■ **What the task requires**
Write out the data below in full. Keep it exact.

■ **Task data**
■ ■ ■ ■ ■ ■ ■

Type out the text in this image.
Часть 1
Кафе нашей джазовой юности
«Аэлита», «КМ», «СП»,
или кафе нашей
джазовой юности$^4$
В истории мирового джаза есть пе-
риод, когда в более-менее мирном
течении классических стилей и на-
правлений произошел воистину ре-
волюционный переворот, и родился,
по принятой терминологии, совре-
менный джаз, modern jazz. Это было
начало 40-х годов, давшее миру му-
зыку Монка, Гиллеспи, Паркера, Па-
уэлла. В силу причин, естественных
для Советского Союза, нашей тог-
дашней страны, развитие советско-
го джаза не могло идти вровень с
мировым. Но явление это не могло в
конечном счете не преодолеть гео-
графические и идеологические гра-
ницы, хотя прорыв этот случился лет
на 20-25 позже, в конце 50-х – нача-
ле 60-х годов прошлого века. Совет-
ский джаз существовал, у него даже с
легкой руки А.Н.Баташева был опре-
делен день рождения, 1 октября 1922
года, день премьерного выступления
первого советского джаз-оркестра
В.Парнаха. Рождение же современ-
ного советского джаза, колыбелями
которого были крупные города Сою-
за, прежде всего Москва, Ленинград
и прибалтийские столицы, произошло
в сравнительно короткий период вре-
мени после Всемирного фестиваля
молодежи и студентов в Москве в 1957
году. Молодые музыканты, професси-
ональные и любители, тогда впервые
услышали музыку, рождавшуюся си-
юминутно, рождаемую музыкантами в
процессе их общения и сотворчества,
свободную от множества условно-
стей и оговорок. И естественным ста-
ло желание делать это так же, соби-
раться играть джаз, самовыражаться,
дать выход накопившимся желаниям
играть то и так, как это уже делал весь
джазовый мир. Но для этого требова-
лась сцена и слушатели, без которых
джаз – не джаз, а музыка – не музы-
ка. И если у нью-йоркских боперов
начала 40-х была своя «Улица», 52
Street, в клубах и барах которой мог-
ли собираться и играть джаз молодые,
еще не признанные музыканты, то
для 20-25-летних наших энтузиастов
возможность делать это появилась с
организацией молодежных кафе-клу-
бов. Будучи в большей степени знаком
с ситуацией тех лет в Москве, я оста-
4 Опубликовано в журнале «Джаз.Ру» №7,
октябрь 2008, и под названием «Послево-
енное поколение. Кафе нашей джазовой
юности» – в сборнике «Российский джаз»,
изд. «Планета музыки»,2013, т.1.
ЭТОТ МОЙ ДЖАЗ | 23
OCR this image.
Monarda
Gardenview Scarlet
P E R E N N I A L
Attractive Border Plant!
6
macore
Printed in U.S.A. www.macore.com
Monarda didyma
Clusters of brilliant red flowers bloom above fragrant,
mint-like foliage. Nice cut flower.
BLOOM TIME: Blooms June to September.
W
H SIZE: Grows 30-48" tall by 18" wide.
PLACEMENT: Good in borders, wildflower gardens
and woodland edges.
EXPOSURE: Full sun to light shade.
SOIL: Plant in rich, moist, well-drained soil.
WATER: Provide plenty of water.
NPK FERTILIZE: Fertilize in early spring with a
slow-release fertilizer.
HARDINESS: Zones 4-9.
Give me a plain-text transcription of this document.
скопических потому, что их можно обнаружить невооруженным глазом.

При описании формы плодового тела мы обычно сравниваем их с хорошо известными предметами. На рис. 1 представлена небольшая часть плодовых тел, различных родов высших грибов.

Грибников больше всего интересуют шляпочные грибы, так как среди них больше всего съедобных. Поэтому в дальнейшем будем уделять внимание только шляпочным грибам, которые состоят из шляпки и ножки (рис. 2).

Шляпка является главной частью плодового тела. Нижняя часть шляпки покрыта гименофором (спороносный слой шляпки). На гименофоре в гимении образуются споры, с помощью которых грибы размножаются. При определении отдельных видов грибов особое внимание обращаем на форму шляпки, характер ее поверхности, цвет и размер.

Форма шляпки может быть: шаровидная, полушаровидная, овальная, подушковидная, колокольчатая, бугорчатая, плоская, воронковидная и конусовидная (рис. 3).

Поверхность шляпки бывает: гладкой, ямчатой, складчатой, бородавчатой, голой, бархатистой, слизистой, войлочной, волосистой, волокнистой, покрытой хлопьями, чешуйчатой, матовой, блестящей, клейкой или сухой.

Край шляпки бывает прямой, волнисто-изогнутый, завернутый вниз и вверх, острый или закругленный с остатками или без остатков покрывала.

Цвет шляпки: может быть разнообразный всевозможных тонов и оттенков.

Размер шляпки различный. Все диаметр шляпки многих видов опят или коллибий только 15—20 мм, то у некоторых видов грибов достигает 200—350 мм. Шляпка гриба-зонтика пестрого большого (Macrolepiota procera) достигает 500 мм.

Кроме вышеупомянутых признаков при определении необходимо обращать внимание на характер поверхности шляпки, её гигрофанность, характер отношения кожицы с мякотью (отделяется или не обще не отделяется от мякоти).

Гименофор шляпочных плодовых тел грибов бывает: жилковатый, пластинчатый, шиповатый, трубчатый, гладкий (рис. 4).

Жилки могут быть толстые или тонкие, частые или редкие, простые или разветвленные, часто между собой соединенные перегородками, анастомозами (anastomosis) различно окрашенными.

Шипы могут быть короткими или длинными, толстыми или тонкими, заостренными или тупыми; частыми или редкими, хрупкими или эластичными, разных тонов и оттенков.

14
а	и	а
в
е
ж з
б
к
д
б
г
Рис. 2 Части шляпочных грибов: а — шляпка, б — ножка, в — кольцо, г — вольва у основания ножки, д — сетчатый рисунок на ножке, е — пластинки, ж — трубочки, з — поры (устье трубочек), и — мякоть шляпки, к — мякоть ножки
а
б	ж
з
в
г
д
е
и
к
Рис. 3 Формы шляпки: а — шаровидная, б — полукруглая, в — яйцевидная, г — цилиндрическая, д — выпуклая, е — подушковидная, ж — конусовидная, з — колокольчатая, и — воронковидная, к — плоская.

■ ■ ■ ■ ■ ■ ■

■ **Answer to this task**
Type out the text in this image.
Часть 1
Кафе нашей джазовой юности
«Аэлита», «КМ», «СП»,
или кафе нашей
джазовой юности$^4$
В истории мирового джаза есть пе-
риод, когда в более-менее мирном
течении классических стилей и на-
правлений произошел воистину ре-
волюционный переворот, и родился,
по принятой терминологии, совре-
менный джаз, modern jazz. Это было
начало 40-х годов, давшее миру му-
зыку Монка, Гиллеспи, Паркера, Па-
уэлла. В силу причин, естественных
для Советского Союза, нашей тог-
дашней страны, развитие советско-
го джаза не могло идти вровень с
мировым. Но явление это не могло в
конечном счете не преодолеть гео-
графические и идеологические гра-
ницы, хотя прорыв этот случился лет
на 20-25 позже, в конце 50-х – нача-
ле 60-х годов прошлого века. Совет-
ский джаз существовал, у него даже с
легкой руки А.Н.Баташева был опре-
делен день рождения, 1 октября 1922
года, день премьерного выступления
первого советского джаз-оркестра
В.Парнаха. Рождение же современ-
ного советского джаза, колыбелями
которого были крупные города Сою-
за, прежде всего Москва, Ленинград
и прибалтийские столицы, произошло
в сравнительно короткий период вре-
мени после Всемирного фестиваля
молодежи и студентов в Москве в 1957
году. Молодые музыканты, професси-
ональные и любители, тогда впервые
услышали музыку, рождавшуюся си-
юминутно, рождаемую музыкантами в
процессе их общения и сотворчества,
свободную от множества условно-
стей и оговорок. И естественным ста-
ло желание делать это так же, соби-
раться играть джаз, самовыражаться,
дать выход накопившимся желаниям
играть то и так, как это уже делал весь
джазовый мир. Но для этого требова-
лась сцена и слушатели, без которых
джаз – не джаз, а музыка – не музы-
ка. И если у нью-йоркских боперов
начала 40-х была своя «Улица», 52
Street, в клубах и барах которой мог-
ли собираться и играть джаз молодые,
еще не признанные музыканты, то
для 20-25-летних наших энтузиастов
возможность делать это появилась с
организацией молодежных кафе-клу-
бов. Будучи в большей степени знаком
с ситуацией тех лет в Москве, я оста-
4 Опубликовано в журнале «Джаз.Ру» №7,
октябрь 2008, и под названием «Послево-
енное поколение. Кафе нашей джазовой
юности» – в сборнике «Российский джаз»,
изд. «Планета музыки»,2013, т.1.
ЭТОТ МОЙ ДЖАЗ | 23
OCR this image.
Monarda
Gardenview Scarlet
P E R E N N I A L
Attractive Border Plant!
6
macore
Printed in U.S.A. www.macore.com
Monarda didyma
Clusters of brilliant red flowers bloom above fragrant,
mint-like foliage. Nice cut flower.
BLOOM TIME: Blooms June to September.
W
H SIZE: Grows 30-48" tall by 18" wide.
PLACEMENT: Good in borders, wildflower gardens
and woodland edges.
EXPOSURE: Full sun to light shade.
SOIL: Plant in rich, moist, well-drained soil.
WATER: Provide plenty of water.
NPK FERTILIZE: Fertilize in early spring with a
slow-release fertilizer.
HARDINESS: Zones 4-9.
Give me a plain-text transcription of this document.
скопических потому, что их можно обнаружить невооруженным глазом.

При описании формы плодового тела мы обычно сравниваем их с хорошо известными предметами. На рис. 1 представлена небольшая часть плодовых тел, различных родов высших грибов.

Грибников больше всего интересуют шляпочные грибы, так как среди них больше всего съедобных. Поэтому в дальнейшем будем уделять внимание только шляпочным грибам, которые состоят из шляпки и ножки (рис. 2).

Шляпка является главной частью плодового тела. Нижняя часть шляпки покрыта гименофором (спороносный слой шляпки). На гименофоре в гимении образуются споры, с помощью которых грибы размножаются. При определении отдельных видов грибов особое внимание обращаем на форму шляпки, характер ее поверхности, цвет и размер.

Форма шляпки может быть: шаровидная, полушаровидная, овальная, подушковидная, колокольчатая, бугорчатая, плоская, воронковидная и конусовидная (рис. 3).

Поверхность шляпки бывает: гладкой, ямчатой, складчатой, бородавчатой, голой, бархатистой, слизистой, войлочной, волосистой, волокнистой, покрытой хлопьями, чешуйчатой, матовой, блестящей, клейкой или сухой.

Край шляпки бывает прямой, волнисто-изогнутый, завернутый вниз и вверх, острый или закругленный с остатками или без остатков покрывала.

Цвет шляпки: может быть разнообразный всевозможных тонов и оттенков.

Размер шляпки различный. Все диаметр шляпки многих видов опят или коллибий только 15—20 мм, то у некоторых видов грибов достигает 200—350 мм. Шляпка гриба-зонтика пестрого большого (Macrolepiota procera) достигает 500 мм.

Кроме вышеупомянутых признаков при определении необходимо обращать внимание на характер поверхности шляпки, её гигрофанность, характер отношения кожицы с мякотью (отделяется или не обще не отделяется от мякоти).

Гименофор шляпочных плодовых тел грибов бывает: жилковатый, пластинчатый, шиповатый, трубчатый, гладкий (рис. 4).

Жилки могут быть толстые или тонкие, частые или редкие, простые или разветвленные, часто между собой соединенные перегородками, анастомозами (anastomosis) различно окрашенными.

Шипы могут быть короткими или длинными, толстыми или тонкими, заостренными или тупыми; частыми или редкими, хрупкими или эластичными, разных тонов и оттенков.

14
а	и	а
в
е
ж з
б
к
д
б
г
Рис. 2 Части шляпочных грибов: а — шляпка, б — ножка, в — кольцо, г — вольва у основания ножки, д — сетчатый рисунок на ножке, е — пластинки, ж — трубочки, з — поры (устье трубочек), и — мякоть шляпки, к — мякоть ножки
а
б	ж
з
в
г
д
е
и
к
Рис. 3 Формы шляпки: а — шаровидная, б — полукруглая, в — яйцевидная, г — цилиндрическая, д — выпуклая, е — подушковидная, ж — конусовидная, з — колокольчатая, и — воронковидная, к — плоская.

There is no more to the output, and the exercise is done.